┌──
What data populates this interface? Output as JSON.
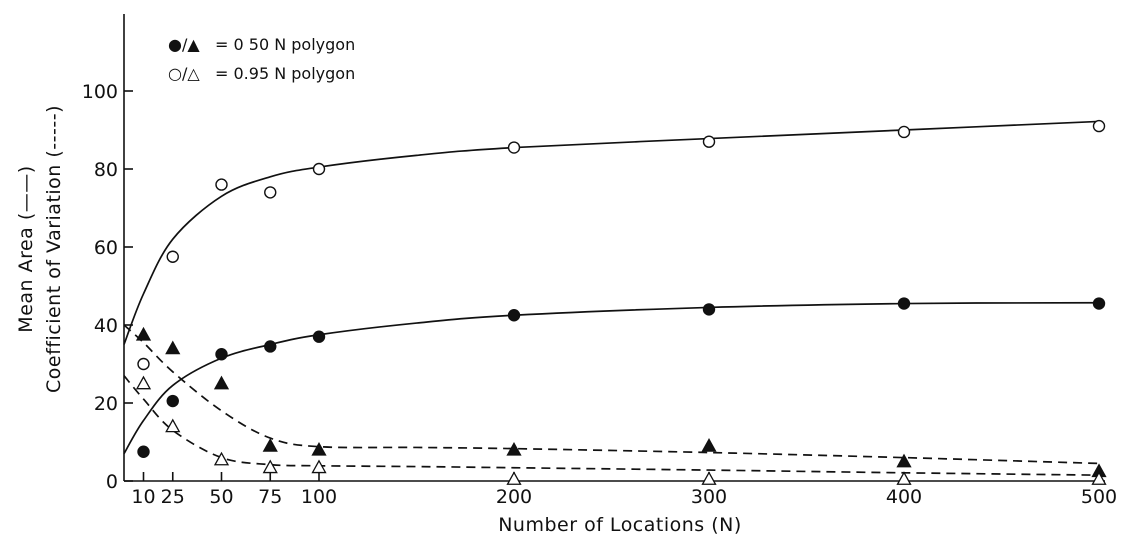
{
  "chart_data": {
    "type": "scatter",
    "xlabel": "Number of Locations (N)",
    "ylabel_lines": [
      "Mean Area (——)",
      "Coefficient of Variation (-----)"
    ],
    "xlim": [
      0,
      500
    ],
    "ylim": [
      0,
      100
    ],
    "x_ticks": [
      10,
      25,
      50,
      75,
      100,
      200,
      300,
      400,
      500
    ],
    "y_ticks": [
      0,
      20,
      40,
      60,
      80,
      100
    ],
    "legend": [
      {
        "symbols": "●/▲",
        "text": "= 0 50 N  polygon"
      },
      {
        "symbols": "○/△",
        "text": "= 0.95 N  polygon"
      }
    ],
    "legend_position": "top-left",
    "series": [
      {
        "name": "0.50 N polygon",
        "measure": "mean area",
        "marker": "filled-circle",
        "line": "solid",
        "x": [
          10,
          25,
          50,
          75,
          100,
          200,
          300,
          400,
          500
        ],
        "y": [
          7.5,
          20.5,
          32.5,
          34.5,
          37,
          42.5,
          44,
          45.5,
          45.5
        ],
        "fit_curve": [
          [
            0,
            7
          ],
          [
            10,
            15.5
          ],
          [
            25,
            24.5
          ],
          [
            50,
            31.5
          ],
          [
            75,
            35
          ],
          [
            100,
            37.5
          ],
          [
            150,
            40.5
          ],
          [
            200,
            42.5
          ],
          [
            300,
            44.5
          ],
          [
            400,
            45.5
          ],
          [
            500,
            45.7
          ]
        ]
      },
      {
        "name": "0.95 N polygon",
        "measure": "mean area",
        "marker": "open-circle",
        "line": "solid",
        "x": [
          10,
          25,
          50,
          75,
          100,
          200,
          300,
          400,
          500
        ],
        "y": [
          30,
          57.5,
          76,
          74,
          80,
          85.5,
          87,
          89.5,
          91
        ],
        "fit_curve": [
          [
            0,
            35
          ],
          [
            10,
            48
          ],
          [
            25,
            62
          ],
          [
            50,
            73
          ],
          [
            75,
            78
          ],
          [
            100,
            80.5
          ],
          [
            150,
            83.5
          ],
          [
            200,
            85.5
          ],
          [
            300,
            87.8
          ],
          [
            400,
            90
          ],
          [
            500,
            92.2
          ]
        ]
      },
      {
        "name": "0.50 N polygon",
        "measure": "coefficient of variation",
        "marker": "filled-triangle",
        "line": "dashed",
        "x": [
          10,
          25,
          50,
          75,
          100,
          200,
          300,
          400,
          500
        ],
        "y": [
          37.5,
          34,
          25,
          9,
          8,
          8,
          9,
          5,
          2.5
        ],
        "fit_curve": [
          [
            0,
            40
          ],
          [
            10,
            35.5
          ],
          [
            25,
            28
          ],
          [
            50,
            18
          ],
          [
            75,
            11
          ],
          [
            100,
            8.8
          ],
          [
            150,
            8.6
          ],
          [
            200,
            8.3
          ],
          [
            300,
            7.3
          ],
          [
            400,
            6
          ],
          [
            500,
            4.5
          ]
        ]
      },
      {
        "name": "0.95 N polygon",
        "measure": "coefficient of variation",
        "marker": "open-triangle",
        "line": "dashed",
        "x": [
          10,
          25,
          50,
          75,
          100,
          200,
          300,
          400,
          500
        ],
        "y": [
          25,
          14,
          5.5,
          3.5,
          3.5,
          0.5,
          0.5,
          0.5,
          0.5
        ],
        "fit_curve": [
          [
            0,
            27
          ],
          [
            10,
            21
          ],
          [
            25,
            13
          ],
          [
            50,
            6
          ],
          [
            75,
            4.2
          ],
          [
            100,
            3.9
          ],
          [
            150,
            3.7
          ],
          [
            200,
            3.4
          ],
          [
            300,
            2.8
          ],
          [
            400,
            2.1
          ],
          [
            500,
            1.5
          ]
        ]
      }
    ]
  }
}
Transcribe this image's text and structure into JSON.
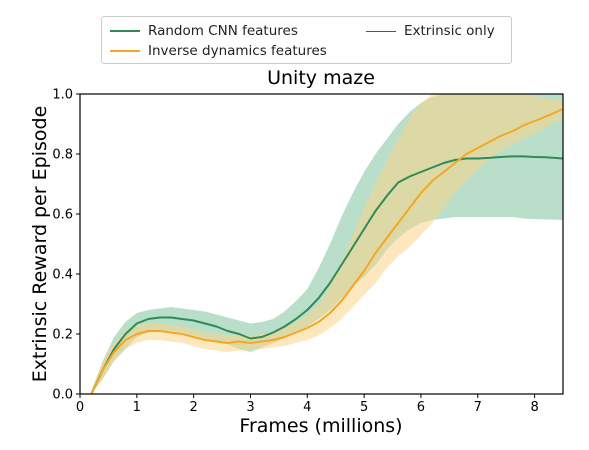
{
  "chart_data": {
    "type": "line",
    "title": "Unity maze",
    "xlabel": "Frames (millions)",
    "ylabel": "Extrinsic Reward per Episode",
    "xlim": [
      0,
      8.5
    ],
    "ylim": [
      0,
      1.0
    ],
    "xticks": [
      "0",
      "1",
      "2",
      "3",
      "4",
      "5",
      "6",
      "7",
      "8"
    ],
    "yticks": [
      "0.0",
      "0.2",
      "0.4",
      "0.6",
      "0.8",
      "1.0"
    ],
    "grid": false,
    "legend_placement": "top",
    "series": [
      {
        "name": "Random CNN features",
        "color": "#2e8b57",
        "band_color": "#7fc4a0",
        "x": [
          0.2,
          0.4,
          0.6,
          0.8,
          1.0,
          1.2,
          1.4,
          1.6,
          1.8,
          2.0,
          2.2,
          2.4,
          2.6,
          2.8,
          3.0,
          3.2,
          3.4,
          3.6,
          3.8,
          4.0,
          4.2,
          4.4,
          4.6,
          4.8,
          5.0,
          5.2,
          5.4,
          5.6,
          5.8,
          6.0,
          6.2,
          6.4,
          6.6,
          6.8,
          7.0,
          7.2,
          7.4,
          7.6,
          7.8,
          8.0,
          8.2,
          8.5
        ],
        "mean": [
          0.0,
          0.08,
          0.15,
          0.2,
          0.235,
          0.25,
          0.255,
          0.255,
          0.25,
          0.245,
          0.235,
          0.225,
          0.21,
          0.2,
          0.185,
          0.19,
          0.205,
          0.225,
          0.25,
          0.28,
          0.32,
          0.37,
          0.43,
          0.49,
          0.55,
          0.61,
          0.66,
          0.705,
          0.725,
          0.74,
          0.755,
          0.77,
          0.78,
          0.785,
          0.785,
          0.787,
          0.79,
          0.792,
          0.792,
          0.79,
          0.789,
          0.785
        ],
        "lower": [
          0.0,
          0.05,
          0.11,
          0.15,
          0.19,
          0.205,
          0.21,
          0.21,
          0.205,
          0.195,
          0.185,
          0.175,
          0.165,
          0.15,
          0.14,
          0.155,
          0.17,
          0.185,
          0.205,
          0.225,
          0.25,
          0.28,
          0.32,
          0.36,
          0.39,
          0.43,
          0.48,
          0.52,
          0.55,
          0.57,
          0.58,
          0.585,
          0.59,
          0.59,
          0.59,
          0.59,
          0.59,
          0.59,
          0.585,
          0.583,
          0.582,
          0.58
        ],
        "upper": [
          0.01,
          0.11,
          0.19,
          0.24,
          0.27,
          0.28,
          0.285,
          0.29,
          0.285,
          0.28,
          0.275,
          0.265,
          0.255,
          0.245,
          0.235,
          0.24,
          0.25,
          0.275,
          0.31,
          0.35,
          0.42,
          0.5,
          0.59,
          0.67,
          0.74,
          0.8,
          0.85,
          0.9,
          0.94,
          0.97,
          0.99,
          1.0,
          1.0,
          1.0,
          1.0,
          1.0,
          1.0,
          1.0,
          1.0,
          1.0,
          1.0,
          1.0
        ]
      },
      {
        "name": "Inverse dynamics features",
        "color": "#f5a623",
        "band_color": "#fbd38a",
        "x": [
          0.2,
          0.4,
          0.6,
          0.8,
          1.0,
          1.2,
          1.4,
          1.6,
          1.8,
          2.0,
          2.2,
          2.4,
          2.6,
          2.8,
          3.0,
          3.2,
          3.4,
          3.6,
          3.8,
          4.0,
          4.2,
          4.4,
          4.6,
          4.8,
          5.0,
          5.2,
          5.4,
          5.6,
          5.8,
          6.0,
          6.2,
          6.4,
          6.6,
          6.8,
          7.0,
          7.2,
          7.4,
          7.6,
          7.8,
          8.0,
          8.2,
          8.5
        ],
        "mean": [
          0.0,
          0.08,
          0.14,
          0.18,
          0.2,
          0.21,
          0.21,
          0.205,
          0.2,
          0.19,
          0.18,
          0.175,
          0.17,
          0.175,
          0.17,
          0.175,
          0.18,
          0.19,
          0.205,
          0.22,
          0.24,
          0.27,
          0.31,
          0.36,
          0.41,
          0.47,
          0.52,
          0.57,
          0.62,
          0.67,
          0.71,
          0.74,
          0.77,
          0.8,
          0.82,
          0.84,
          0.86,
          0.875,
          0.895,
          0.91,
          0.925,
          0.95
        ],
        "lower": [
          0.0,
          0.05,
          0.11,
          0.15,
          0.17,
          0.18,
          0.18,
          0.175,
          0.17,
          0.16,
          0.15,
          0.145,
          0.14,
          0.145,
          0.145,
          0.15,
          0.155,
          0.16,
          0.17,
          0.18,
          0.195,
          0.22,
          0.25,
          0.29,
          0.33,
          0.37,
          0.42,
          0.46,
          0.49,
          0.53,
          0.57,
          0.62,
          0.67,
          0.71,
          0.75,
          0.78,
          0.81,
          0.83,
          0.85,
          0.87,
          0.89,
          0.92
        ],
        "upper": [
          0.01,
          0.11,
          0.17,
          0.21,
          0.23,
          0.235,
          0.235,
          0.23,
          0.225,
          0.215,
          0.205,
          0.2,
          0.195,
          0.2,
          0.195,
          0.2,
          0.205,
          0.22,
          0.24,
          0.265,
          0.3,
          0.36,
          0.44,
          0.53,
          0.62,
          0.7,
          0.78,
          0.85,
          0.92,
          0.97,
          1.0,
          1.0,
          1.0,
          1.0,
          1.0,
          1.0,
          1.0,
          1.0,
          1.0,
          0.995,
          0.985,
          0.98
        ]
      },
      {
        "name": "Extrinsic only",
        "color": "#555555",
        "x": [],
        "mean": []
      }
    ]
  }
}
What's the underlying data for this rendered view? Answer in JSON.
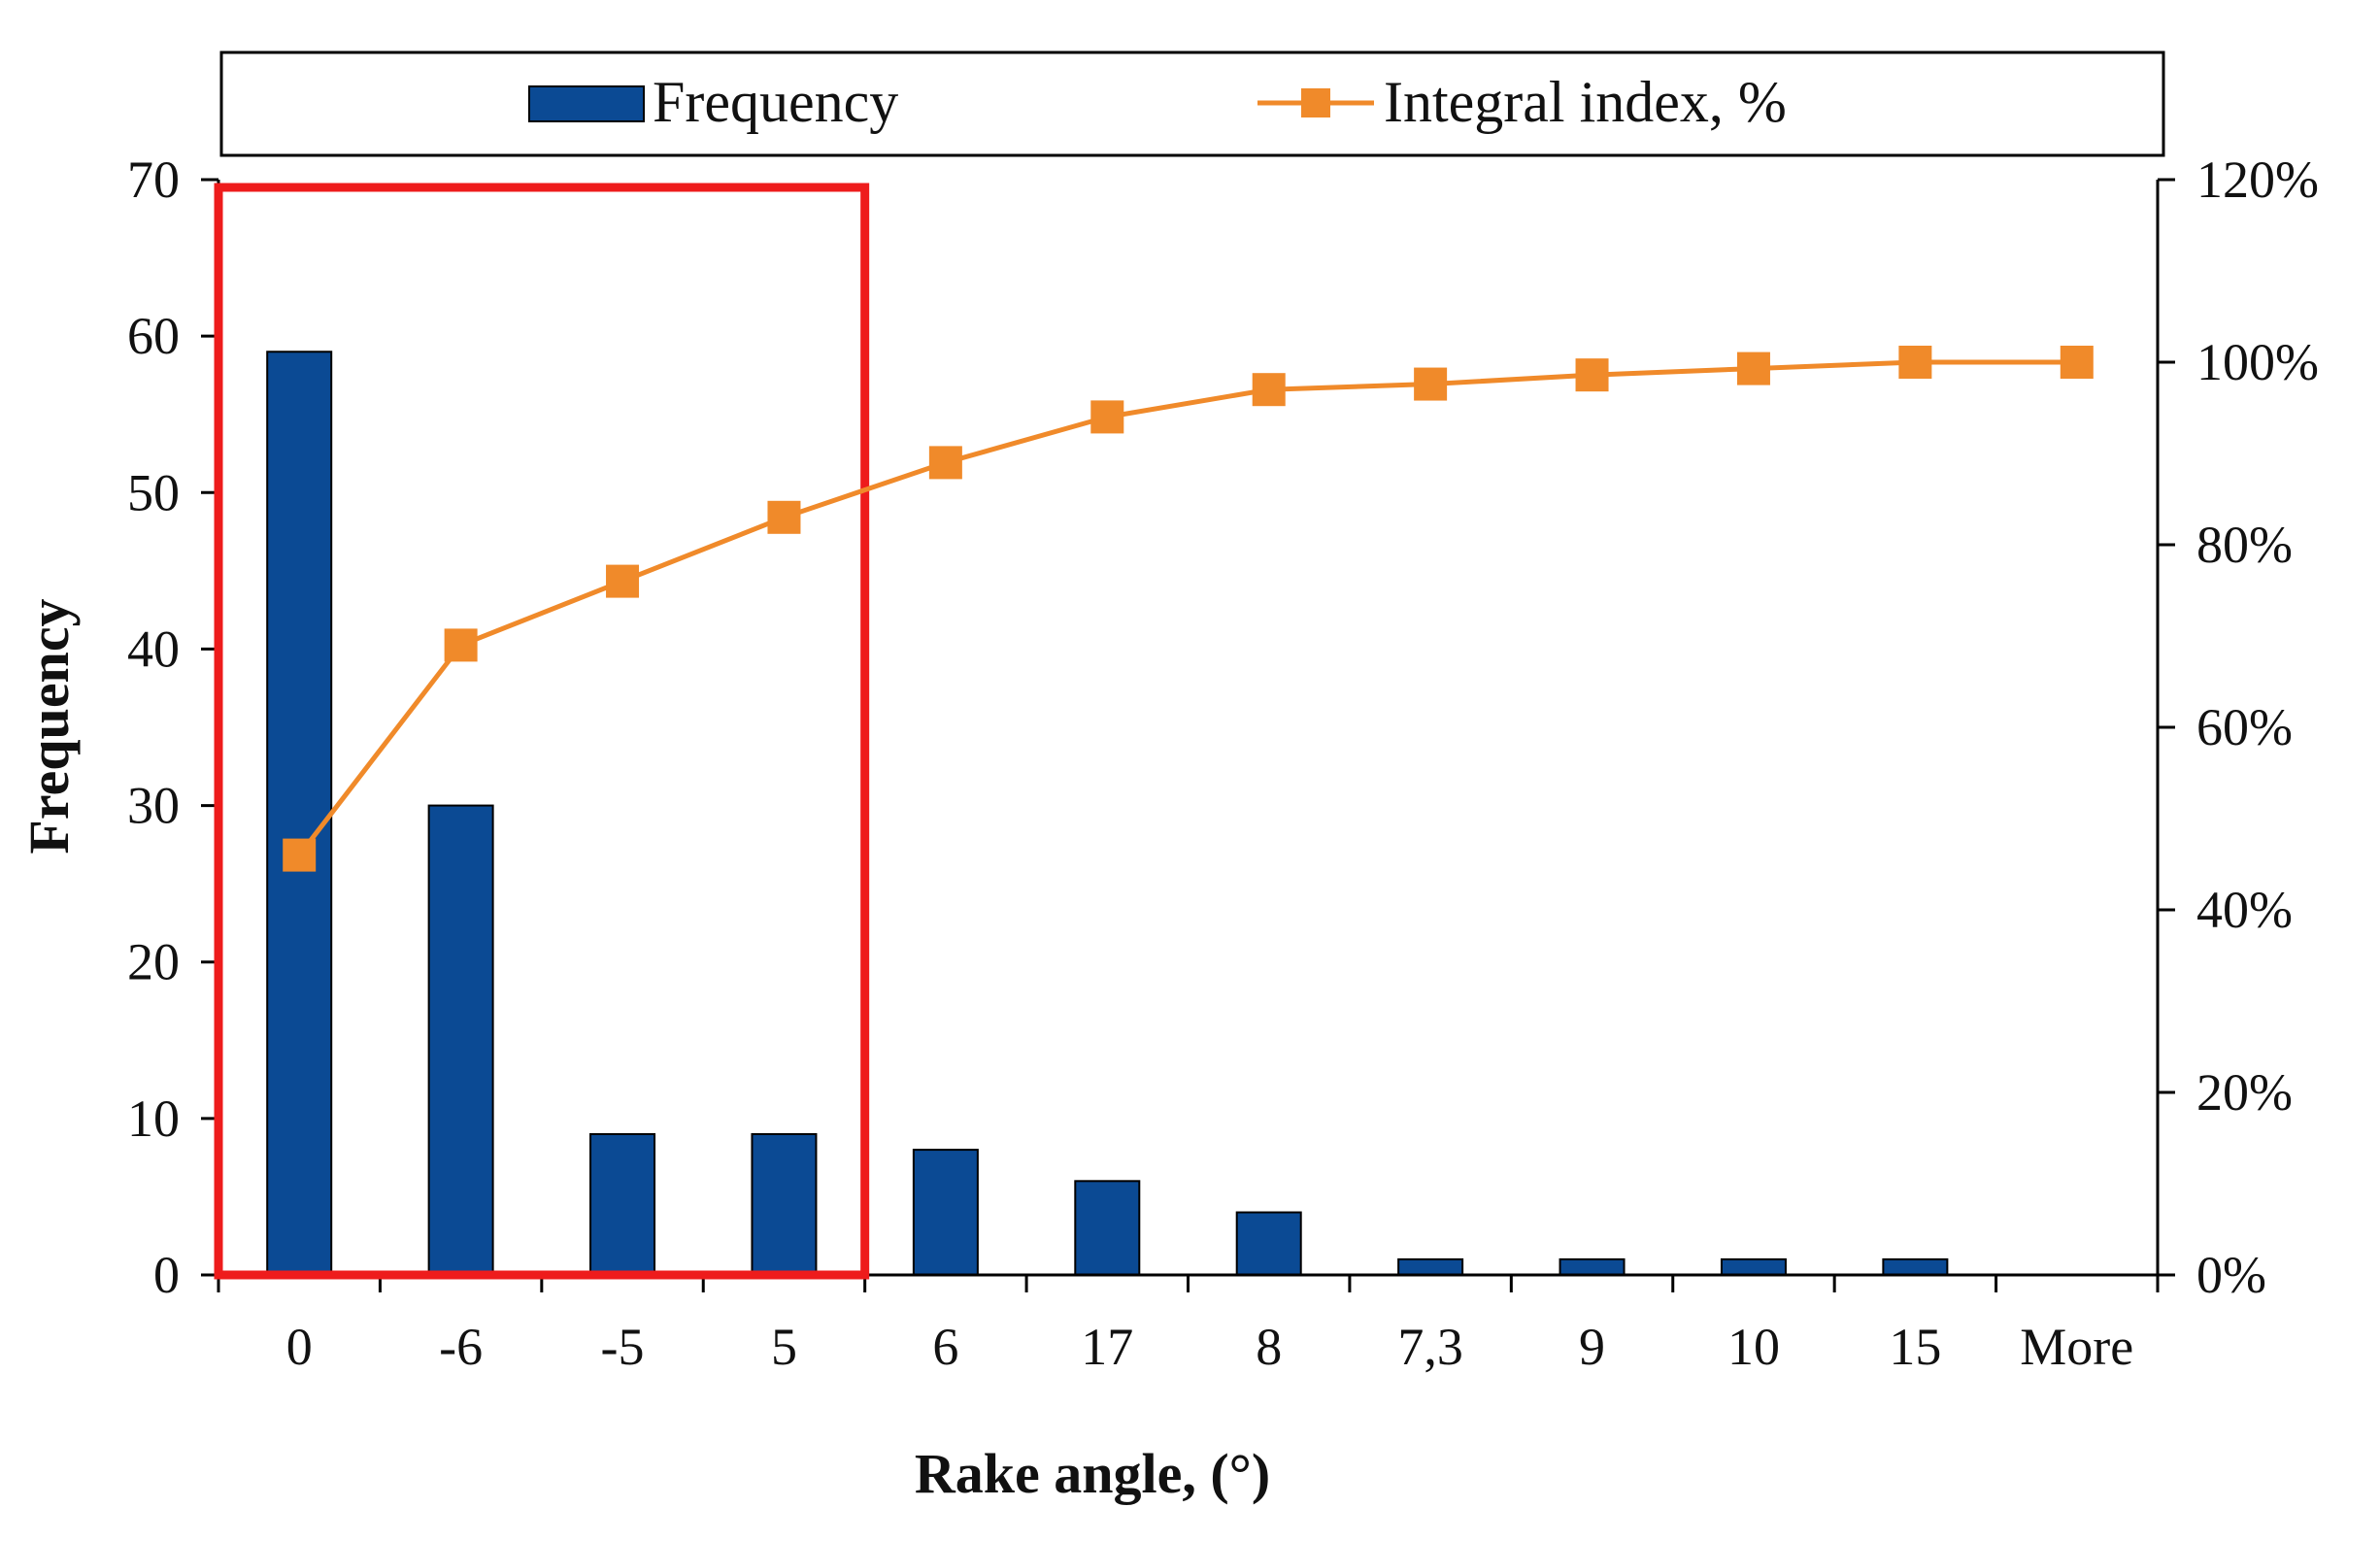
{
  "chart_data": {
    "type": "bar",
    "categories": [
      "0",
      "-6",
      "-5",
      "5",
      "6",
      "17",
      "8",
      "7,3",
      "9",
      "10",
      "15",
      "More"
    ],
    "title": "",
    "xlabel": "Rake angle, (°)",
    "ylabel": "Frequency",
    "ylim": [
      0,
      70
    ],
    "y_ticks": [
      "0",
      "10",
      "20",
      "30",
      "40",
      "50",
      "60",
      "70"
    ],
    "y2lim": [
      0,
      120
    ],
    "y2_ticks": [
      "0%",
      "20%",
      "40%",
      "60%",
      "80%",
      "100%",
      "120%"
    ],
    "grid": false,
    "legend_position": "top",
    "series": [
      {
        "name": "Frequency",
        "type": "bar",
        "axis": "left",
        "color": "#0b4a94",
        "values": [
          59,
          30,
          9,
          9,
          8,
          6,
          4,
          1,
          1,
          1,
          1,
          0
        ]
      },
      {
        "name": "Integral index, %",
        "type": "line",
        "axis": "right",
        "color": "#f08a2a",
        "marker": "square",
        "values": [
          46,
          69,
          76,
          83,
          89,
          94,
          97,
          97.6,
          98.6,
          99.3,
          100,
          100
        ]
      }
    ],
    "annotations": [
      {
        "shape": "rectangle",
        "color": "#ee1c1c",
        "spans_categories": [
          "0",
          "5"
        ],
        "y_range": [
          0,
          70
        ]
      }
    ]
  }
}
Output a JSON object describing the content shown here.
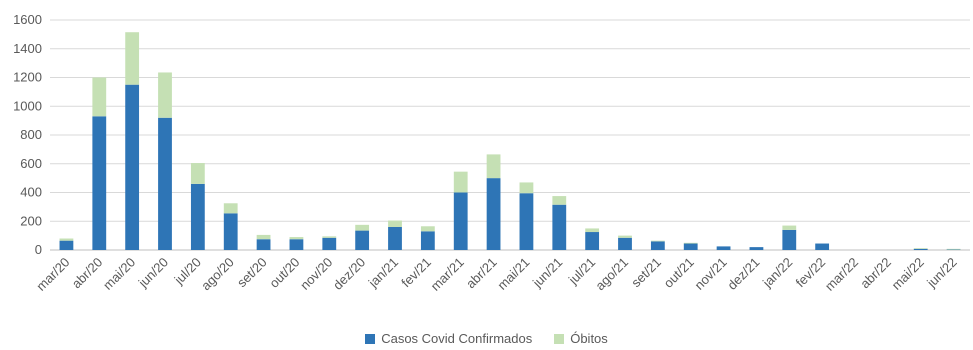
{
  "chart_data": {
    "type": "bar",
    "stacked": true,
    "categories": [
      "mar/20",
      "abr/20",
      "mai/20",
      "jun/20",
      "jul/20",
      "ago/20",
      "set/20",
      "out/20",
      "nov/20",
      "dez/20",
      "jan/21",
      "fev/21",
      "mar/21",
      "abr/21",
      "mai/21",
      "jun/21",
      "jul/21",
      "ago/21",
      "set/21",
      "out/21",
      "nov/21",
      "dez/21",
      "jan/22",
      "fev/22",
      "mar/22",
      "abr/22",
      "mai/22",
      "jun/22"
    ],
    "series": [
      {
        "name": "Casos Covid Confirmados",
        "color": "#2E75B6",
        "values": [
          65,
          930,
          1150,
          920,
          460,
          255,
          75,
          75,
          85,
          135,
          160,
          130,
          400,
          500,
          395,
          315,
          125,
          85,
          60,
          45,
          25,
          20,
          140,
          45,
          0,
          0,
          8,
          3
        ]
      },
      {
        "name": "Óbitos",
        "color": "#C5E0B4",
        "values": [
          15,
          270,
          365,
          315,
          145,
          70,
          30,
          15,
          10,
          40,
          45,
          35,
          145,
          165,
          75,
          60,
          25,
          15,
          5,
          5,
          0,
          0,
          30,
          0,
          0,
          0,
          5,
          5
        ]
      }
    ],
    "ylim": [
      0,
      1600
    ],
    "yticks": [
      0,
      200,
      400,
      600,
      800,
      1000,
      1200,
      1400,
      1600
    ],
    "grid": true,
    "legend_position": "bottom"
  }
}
└──
* YOUR GOAL *
In the records above, find each line with the word "xlabel" and copy it.

* EXERCISE OUTPUT *
    "xlabel": "Number of Locations (N)",
    "xlabel": "Frames (millions)",
    "xlabel": "Rake angle, (°)",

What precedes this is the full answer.